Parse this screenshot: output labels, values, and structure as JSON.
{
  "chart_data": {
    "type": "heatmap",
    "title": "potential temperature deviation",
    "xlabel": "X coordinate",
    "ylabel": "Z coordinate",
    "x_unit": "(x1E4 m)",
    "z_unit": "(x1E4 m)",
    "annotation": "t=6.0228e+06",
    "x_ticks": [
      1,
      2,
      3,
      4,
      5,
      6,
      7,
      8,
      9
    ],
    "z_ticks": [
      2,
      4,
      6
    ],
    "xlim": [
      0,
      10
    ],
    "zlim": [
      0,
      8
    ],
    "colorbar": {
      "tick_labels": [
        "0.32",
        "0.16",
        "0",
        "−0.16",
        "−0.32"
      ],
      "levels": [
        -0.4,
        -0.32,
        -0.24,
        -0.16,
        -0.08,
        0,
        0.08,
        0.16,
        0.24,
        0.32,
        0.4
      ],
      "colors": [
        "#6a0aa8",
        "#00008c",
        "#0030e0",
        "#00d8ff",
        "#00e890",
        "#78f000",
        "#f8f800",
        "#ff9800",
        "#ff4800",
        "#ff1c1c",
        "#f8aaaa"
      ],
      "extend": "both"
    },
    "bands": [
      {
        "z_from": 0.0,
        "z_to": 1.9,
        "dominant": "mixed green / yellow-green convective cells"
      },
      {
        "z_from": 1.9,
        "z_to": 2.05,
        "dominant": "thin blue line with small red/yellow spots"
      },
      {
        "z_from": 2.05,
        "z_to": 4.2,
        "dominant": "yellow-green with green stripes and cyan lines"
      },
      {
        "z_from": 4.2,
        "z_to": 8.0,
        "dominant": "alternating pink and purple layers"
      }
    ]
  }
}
★ ★ ★
DESCRIPTION OF THE TASK: After checking the entries, state how many lines contain "coordinate", and write nothing but the number.

OUTPUT BELOW: 2